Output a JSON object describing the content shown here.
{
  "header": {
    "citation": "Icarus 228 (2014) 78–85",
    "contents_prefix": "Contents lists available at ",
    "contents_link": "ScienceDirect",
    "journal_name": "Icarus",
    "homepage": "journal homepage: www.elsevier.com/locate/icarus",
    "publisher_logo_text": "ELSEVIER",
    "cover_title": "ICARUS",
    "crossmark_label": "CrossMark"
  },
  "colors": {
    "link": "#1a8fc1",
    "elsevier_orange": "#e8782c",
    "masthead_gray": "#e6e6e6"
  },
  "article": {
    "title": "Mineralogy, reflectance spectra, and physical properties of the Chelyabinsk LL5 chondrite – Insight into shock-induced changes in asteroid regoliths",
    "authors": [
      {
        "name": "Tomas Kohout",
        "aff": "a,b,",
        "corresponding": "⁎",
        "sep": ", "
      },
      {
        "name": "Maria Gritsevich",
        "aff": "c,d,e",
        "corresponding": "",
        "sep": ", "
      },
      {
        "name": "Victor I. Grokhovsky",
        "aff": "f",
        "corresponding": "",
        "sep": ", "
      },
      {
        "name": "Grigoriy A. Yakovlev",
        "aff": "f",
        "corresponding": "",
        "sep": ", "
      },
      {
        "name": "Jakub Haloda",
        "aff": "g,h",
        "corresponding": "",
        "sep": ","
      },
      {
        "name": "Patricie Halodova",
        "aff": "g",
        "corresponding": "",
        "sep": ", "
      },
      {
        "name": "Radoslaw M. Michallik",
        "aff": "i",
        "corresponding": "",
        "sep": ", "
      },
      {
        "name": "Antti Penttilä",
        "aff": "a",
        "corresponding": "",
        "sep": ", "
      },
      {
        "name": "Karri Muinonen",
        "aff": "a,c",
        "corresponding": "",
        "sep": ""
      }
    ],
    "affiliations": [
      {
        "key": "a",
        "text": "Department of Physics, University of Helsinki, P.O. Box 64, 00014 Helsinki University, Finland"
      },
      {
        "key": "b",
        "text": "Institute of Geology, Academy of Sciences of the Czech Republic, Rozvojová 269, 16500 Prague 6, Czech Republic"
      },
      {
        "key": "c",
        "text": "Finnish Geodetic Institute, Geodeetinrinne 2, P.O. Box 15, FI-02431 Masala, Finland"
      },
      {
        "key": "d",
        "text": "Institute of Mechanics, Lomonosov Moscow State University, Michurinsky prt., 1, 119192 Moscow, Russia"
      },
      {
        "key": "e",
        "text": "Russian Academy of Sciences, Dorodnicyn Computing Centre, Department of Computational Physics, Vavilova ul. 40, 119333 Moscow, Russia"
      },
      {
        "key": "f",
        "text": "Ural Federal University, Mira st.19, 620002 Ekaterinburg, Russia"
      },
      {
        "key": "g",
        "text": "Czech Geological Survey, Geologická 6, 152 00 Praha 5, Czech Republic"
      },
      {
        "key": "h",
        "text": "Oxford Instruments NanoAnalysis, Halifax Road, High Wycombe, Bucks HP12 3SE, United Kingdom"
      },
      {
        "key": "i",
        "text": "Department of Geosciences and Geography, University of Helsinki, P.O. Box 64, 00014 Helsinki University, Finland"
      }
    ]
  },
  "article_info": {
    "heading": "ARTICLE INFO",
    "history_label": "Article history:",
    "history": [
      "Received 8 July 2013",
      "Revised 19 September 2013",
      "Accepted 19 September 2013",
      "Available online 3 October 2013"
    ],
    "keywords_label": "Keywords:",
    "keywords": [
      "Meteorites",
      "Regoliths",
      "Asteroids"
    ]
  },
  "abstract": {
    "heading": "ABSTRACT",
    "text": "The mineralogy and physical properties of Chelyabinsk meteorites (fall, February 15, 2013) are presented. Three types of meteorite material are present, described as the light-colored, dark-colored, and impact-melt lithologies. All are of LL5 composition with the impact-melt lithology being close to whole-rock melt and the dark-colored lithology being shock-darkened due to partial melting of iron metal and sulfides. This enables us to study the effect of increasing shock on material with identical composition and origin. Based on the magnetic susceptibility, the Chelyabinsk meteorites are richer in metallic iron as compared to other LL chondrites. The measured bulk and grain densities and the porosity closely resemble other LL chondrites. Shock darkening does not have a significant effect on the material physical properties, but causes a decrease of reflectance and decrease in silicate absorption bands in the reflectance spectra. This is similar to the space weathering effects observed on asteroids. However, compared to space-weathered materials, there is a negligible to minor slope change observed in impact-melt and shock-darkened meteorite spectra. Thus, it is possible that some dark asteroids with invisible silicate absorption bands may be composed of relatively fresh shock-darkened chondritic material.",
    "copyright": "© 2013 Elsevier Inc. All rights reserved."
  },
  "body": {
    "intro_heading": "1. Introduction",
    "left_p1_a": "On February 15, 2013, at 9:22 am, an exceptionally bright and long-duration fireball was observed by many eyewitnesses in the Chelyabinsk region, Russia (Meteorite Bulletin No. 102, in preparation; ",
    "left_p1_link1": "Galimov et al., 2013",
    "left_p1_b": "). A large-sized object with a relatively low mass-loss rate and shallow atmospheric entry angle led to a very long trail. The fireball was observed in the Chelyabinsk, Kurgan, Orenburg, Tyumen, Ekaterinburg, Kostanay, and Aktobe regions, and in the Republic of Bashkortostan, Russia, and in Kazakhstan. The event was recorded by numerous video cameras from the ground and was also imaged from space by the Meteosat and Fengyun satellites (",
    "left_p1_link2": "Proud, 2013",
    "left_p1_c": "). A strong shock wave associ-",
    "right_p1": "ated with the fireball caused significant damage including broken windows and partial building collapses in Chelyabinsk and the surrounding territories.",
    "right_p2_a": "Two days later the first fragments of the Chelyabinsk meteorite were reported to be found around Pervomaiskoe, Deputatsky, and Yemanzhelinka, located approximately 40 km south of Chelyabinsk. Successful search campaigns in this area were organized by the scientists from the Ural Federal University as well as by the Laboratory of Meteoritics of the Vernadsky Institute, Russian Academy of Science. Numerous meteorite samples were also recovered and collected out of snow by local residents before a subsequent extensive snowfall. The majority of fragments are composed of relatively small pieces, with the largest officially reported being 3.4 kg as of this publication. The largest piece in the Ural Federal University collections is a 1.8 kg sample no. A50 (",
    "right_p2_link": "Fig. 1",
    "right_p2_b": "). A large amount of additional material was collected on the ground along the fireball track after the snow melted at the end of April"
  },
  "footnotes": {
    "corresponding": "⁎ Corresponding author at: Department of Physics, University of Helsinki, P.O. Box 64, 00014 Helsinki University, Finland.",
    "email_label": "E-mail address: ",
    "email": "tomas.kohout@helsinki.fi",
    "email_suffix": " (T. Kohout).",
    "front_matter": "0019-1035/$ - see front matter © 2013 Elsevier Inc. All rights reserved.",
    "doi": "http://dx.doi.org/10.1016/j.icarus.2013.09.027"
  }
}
● ● ● ● ● ● ●
## WHAT TO WORK ON
Take every line that includes the string "Moscow" and copy it.

## CORRECT OUTPUT
        "text": "Institute of Mechanics, Lomonosov Moscow State University, Michurinsky prt., 1, 119192 Moscow, Russia"
        "text": "Russian Academy of Sciences, Dorodnicyn Computing Centre, Department of Computational Physics, Vavilova ul. 40, 119333 Moscow, Russia"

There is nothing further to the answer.